__Written problem__. Reproduce each record below exactly as written.

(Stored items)

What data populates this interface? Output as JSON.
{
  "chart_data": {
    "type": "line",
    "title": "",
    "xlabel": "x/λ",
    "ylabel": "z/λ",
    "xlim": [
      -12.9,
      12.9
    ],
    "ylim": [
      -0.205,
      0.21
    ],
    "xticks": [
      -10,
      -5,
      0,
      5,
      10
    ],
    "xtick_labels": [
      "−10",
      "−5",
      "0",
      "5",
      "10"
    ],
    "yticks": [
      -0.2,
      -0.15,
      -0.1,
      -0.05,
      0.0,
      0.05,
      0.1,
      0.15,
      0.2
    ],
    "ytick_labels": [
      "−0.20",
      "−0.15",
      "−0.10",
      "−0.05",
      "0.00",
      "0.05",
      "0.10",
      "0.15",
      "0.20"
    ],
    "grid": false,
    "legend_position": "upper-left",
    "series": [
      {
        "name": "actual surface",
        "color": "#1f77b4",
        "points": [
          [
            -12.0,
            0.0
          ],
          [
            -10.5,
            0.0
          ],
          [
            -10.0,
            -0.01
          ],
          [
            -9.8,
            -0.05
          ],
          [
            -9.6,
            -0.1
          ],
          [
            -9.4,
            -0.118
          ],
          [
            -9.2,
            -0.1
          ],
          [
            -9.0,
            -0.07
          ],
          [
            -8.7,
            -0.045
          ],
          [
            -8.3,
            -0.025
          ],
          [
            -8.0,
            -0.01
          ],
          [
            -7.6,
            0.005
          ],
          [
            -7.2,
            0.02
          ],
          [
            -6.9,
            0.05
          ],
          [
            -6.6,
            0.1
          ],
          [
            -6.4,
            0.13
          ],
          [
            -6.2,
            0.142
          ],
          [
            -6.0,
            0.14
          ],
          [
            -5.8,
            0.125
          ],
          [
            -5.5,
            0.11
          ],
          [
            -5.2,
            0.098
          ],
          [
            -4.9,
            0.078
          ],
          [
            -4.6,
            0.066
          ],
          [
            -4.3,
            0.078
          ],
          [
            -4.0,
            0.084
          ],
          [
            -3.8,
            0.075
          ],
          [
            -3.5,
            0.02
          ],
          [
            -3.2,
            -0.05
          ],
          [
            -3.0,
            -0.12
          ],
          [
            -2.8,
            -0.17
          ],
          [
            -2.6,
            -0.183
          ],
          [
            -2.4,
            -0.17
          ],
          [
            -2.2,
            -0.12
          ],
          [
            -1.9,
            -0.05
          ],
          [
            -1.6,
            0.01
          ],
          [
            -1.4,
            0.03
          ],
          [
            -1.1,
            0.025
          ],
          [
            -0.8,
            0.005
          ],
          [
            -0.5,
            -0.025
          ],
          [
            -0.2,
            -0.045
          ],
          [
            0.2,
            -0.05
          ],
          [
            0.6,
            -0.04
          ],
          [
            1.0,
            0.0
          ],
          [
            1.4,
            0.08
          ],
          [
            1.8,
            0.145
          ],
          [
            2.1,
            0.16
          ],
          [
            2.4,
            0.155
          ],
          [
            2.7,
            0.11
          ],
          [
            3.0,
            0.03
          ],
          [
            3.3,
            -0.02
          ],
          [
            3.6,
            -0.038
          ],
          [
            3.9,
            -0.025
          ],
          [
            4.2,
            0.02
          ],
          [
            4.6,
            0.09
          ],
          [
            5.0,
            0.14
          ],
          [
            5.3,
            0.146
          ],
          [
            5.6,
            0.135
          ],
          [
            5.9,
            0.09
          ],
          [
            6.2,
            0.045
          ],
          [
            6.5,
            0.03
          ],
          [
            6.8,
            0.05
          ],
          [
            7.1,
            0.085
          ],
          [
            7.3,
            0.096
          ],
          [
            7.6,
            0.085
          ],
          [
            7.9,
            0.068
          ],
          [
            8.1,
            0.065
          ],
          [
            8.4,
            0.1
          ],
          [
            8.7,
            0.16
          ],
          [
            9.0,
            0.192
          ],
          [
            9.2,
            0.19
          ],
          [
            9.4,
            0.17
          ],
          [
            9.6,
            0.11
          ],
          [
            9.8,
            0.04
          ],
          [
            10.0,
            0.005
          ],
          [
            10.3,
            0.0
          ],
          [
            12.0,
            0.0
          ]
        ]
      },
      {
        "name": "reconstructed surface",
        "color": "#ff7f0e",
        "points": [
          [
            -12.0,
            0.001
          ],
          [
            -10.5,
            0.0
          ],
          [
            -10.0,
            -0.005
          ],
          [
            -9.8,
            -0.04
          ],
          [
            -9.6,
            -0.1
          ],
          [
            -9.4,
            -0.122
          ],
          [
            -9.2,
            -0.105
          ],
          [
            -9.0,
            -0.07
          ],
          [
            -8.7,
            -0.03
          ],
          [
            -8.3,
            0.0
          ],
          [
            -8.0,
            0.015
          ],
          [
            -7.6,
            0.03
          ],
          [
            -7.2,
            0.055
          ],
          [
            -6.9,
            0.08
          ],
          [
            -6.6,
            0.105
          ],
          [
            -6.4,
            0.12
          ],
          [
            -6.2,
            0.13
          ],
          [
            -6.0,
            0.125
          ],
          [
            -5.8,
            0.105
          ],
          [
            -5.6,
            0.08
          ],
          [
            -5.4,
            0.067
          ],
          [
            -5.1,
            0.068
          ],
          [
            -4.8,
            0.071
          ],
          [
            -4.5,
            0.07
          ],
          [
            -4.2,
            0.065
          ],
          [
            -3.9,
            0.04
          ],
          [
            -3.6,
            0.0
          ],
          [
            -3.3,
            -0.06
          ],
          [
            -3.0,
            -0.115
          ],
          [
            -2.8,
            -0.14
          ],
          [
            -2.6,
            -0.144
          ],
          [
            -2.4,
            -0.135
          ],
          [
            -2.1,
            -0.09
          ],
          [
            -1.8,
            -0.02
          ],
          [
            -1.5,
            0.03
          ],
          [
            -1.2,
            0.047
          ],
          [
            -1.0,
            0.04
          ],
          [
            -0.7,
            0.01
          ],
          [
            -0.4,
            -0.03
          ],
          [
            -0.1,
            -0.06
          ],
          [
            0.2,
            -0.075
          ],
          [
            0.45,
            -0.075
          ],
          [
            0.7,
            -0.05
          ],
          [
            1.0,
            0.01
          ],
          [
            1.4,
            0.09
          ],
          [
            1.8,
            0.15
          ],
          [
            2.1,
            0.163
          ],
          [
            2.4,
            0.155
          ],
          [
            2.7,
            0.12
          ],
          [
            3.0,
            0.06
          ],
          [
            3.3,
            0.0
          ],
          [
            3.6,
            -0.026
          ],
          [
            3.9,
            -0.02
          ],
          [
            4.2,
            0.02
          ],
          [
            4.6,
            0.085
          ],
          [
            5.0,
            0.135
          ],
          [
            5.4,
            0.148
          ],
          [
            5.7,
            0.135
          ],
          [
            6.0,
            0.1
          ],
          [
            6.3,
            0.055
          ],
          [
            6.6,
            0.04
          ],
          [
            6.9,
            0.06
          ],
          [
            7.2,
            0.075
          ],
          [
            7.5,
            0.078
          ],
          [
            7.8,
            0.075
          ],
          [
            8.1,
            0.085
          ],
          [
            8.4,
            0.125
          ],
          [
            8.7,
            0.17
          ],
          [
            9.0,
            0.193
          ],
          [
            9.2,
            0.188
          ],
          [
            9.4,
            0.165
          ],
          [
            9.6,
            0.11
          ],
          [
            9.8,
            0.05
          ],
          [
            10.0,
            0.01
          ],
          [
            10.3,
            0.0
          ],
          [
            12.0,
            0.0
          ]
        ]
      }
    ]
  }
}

__Exercise response__.
What data populates this interface? Output as JSON.
{
  "chart_data": {
    "type": "line",
    "title": "",
    "xlabel": "x/λ",
    "ylabel": "z/λ",
    "xlim": [
      -12.9,
      12.9
    ],
    "ylim": [
      -0.205,
      0.21
    ],
    "xticks": [
      -10,
      -5,
      0,
      5,
      10
    ],
    "xtick_labels": [
      "−10",
      "−5",
      "0",
      "5",
      "10"
    ],
    "yticks": [
      -0.2,
      -0.15,
      -0.1,
      -0.05,
      0.0,
      0.05,
      0.1,
      0.15,
      0.2
    ],
    "ytick_labels": [
      "−0.20",
      "−0.15",
      "−0.10",
      "−0.05",
      "0.00",
      "0.05",
      "0.10",
      "0.15",
      "0.20"
    ],
    "grid": false,
    "legend_position": "upper-left",
    "series": [
      {
        "name": "actual surface",
        "color": "#1f77b4",
        "points": [
          [
            -12.0,
            0.0
          ],
          [
            -10.5,
            0.0
          ],
          [
            -10.0,
            -0.01
          ],
          [
            -9.8,
            -0.05
          ],
          [
            -9.6,
            -0.1
          ],
          [
            -9.4,
            -0.118
          ],
          [
            -9.2,
            -0.1
          ],
          [
            -9.0,
            -0.07
          ],
          [
            -8.7,
            -0.045
          ],
          [
            -8.3,
            -0.025
          ],
          [
            -8.0,
            -0.01
          ],
          [
            -7.6,
            0.005
          ],
          [
            -7.2,
            0.02
          ],
          [
            -6.9,
            0.05
          ],
          [
            -6.6,
            0.1
          ],
          [
            -6.4,
            0.13
          ],
          [
            -6.2,
            0.142
          ],
          [
            -6.0,
            0.14
          ],
          [
            -5.8,
            0.125
          ],
          [
            -5.5,
            0.11
          ],
          [
            -5.2,
            0.098
          ],
          [
            -4.9,
            0.078
          ],
          [
            -4.6,
            0.066
          ],
          [
            -4.3,
            0.078
          ],
          [
            -4.0,
            0.084
          ],
          [
            -3.8,
            0.075
          ],
          [
            -3.5,
            0.02
          ],
          [
            -3.2,
            -0.05
          ],
          [
            -3.0,
            -0.12
          ],
          [
            -2.8,
            -0.17
          ],
          [
            -2.6,
            -0.183
          ],
          [
            -2.4,
            -0.17
          ],
          [
            -2.2,
            -0.12
          ],
          [
            -1.9,
            -0.05
          ],
          [
            -1.6,
            0.01
          ],
          [
            -1.4,
            0.03
          ],
          [
            -1.1,
            0.025
          ],
          [
            -0.8,
            0.005
          ],
          [
            -0.5,
            -0.025
          ],
          [
            -0.2,
            -0.045
          ],
          [
            0.2,
            -0.05
          ],
          [
            0.6,
            -0.04
          ],
          [
            1.0,
            0.0
          ],
          [
            1.4,
            0.08
          ],
          [
            1.8,
            0.145
          ],
          [
            2.1,
            0.16
          ],
          [
            2.4,
            0.155
          ],
          [
            2.7,
            0.11
          ],
          [
            3.0,
            0.03
          ],
          [
            3.3,
            -0.02
          ],
          [
            3.6,
            -0.038
          ],
          [
            3.9,
            -0.025
          ],
          [
            4.2,
            0.02
          ],
          [
            4.6,
            0.09
          ],
          [
            5.0,
            0.14
          ],
          [
            5.3,
            0.146
          ],
          [
            5.6,
            0.135
          ],
          [
            5.9,
            0.09
          ],
          [
            6.2,
            0.045
          ],
          [
            6.5,
            0.03
          ],
          [
            6.8,
            0.05
          ],
          [
            7.1,
            0.085
          ],
          [
            7.3,
            0.096
          ],
          [
            7.6,
            0.085
          ],
          [
            7.9,
            0.068
          ],
          [
            8.1,
            0.065
          ],
          [
            8.4,
            0.1
          ],
          [
            8.7,
            0.16
          ],
          [
            9.0,
            0.192
          ],
          [
            9.2,
            0.19
          ],
          [
            9.4,
            0.17
          ],
          [
            9.6,
            0.11
          ],
          [
            9.8,
            0.04
          ],
          [
            10.0,
            0.005
          ],
          [
            10.3,
            0.0
          ],
          [
            12.0,
            0.0
          ]
        ]
      },
      {
        "name": "reconstructed surface",
        "color": "#ff7f0e",
        "points": [
          [
            -12.0,
            0.001
          ],
          [
            -10.5,
            0.0
          ],
          [
            -10.0,
            -0.005
          ],
          [
            -9.8,
            -0.04
          ],
          [
            -9.6,
            -0.1
          ],
          [
            -9.4,
            -0.122
          ],
          [
            -9.2,
            -0.105
          ],
          [
            -9.0,
            -0.07
          ],
          [
            -8.7,
            -0.03
          ],
          [
            -8.3,
            0.0
          ],
          [
            -8.0,
            0.015
          ],
          [
            -7.6,
            0.03
          ],
          [
            -7.2,
            0.055
          ],
          [
            -6.9,
            0.08
          ],
          [
            -6.6,
            0.105
          ],
          [
            -6.4,
            0.12
          ],
          [
            -6.2,
            0.13
          ],
          [
            -6.0,
            0.125
          ],
          [
            -5.8,
            0.105
          ],
          [
            -5.6,
            0.08
          ],
          [
            -5.4,
            0.067
          ],
          [
            -5.1,
            0.068
          ],
          [
            -4.8,
            0.071
          ],
          [
            -4.5,
            0.07
          ],
          [
            -4.2,
            0.065
          ],
          [
            -3.9,
            0.04
          ],
          [
            -3.6,
            0.0
          ],
          [
            -3.3,
            -0.06
          ],
          [
            -3.0,
            -0.115
          ],
          [
            -2.8,
            -0.14
          ],
          [
            -2.6,
            -0.144
          ],
          [
            -2.4,
            -0.135
          ],
          [
            -2.1,
            -0.09
          ],
          [
            -1.8,
            -0.02
          ],
          [
            -1.5,
            0.03
          ],
          [
            -1.2,
            0.047
          ],
          [
            -1.0,
            0.04
          ],
          [
            -0.7,
            0.01
          ],
          [
            -0.4,
            -0.03
          ],
          [
            -0.1,
            -0.06
          ],
          [
            0.2,
            -0.075
          ],
          [
            0.45,
            -0.075
          ],
          [
            0.7,
            -0.05
          ],
          [
            1.0,
            0.01
          ],
          [
            1.4,
            0.09
          ],
          [
            1.8,
            0.15
          ],
          [
            2.1,
            0.163
          ],
          [
            2.4,
            0.155
          ],
          [
            2.7,
            0.12
          ],
          [
            3.0,
            0.06
          ],
          [
            3.3,
            0.0
          ],
          [
            3.6,
            -0.026
          ],
          [
            3.9,
            -0.02
          ],
          [
            4.2,
            0.02
          ],
          [
            4.6,
            0.085
          ],
          [
            5.0,
            0.135
          ],
          [
            5.4,
            0.148
          ],
          [
            5.7,
            0.135
          ],
          [
            6.0,
            0.1
          ],
          [
            6.3,
            0.055
          ],
          [
            6.6,
            0.04
          ],
          [
            6.9,
            0.06
          ],
          [
            7.2,
            0.075
          ],
          [
            7.5,
            0.078
          ],
          [
            7.8,
            0.075
          ],
          [
            8.1,
            0.085
          ],
          [
            8.4,
            0.125
          ],
          [
            8.7,
            0.17
          ],
          [
            9.0,
            0.193
          ],
          [
            9.2,
            0.188
          ],
          [
            9.4,
            0.165
          ],
          [
            9.6,
            0.11
          ],
          [
            9.8,
            0.05
          ],
          [
            10.0,
            0.01
          ],
          [
            10.3,
            0.0
          ],
          [
            12.0,
            0.0
          ]
        ]
      }
    ]
  }
}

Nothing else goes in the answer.